## Work to do
Keep only those lines of the records that include the string "content".

## Data for this exercise
--------------------------------
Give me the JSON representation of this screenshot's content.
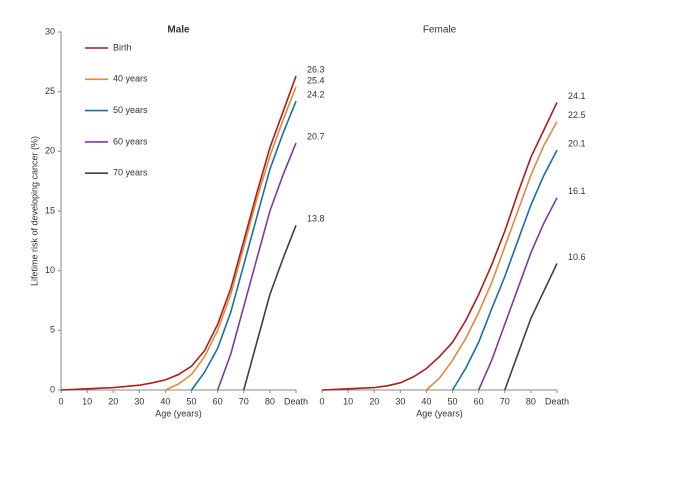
--------------------------------
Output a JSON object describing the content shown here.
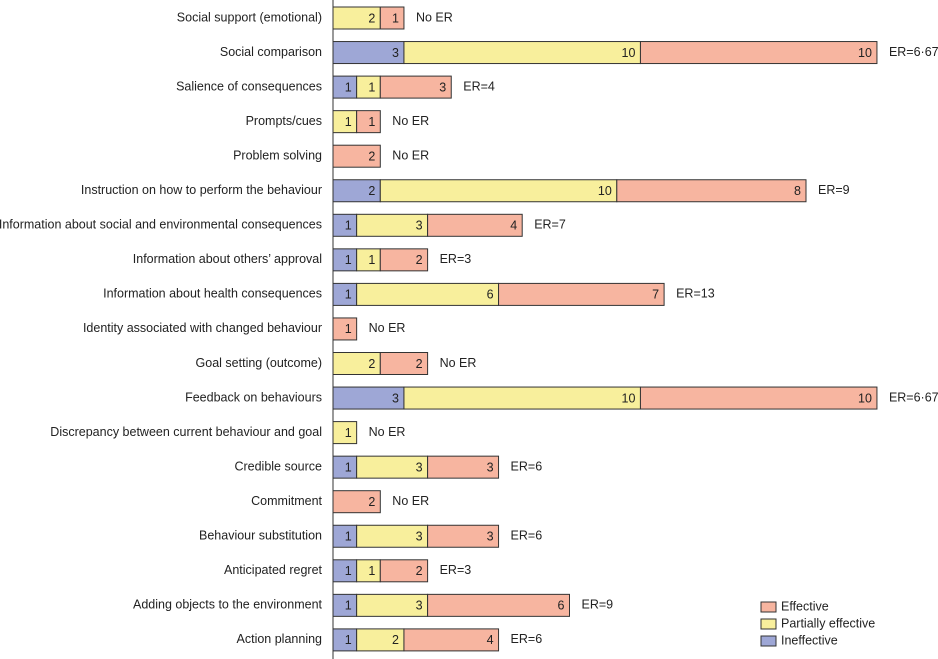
--------------------------------
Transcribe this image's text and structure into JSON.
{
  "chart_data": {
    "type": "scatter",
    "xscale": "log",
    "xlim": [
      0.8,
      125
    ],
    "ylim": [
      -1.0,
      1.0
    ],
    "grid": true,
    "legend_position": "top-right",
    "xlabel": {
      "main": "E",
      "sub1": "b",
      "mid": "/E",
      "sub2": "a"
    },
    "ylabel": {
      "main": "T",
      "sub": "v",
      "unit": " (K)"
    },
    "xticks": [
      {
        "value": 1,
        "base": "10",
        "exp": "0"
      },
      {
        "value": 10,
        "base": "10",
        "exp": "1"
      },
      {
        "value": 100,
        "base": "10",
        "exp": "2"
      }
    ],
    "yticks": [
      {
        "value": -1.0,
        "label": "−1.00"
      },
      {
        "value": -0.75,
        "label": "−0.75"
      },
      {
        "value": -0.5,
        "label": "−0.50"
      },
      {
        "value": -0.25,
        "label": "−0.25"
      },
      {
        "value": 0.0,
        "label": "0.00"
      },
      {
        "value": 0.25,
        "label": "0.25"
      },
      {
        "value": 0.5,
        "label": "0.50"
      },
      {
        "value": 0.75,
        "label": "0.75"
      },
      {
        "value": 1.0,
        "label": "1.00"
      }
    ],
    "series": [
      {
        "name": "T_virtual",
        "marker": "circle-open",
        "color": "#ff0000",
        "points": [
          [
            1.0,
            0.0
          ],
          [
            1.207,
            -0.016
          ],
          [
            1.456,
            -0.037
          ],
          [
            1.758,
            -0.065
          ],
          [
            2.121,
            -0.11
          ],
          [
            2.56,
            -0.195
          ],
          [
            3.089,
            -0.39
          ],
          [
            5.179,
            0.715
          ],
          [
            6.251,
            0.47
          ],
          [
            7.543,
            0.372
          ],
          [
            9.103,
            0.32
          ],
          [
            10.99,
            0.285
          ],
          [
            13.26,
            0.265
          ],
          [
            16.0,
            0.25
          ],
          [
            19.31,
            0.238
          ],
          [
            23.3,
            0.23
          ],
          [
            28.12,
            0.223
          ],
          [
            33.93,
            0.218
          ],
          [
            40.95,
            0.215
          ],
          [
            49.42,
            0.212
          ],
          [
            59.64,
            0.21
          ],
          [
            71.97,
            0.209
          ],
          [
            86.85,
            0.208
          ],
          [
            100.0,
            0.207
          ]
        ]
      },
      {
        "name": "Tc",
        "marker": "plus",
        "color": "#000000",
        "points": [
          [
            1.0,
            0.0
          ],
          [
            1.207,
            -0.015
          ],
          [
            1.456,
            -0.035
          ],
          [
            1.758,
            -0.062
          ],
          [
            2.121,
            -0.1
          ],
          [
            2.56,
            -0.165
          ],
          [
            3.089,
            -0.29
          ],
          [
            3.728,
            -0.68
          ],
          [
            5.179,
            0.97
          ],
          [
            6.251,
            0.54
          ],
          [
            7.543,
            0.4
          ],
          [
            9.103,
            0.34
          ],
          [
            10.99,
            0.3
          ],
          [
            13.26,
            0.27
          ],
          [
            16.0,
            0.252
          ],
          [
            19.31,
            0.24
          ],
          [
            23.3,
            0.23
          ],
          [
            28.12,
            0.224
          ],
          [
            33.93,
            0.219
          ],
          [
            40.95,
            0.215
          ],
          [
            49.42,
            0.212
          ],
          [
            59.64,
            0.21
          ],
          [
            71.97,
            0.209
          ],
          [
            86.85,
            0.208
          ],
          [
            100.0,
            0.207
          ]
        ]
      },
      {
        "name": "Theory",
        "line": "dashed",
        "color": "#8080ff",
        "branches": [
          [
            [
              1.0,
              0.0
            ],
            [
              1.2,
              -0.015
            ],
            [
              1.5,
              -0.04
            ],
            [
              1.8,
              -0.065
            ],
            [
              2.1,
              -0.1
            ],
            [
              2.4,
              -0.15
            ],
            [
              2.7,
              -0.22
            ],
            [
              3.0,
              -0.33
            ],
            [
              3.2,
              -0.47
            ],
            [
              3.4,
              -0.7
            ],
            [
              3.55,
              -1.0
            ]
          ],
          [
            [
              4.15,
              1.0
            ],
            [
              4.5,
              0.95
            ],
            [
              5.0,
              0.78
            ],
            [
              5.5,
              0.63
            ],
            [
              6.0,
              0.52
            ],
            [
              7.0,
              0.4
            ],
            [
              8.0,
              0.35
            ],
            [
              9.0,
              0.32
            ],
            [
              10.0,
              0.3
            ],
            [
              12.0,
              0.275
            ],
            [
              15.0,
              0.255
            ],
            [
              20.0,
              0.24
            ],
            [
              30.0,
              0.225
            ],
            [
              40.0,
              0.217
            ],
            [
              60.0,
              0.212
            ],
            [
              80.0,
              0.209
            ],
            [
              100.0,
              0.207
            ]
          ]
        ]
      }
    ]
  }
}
--------------------------------
## Expected answer
Give me the JSON representation of this screenshot's content.
Output a JSON object describing the content shown here.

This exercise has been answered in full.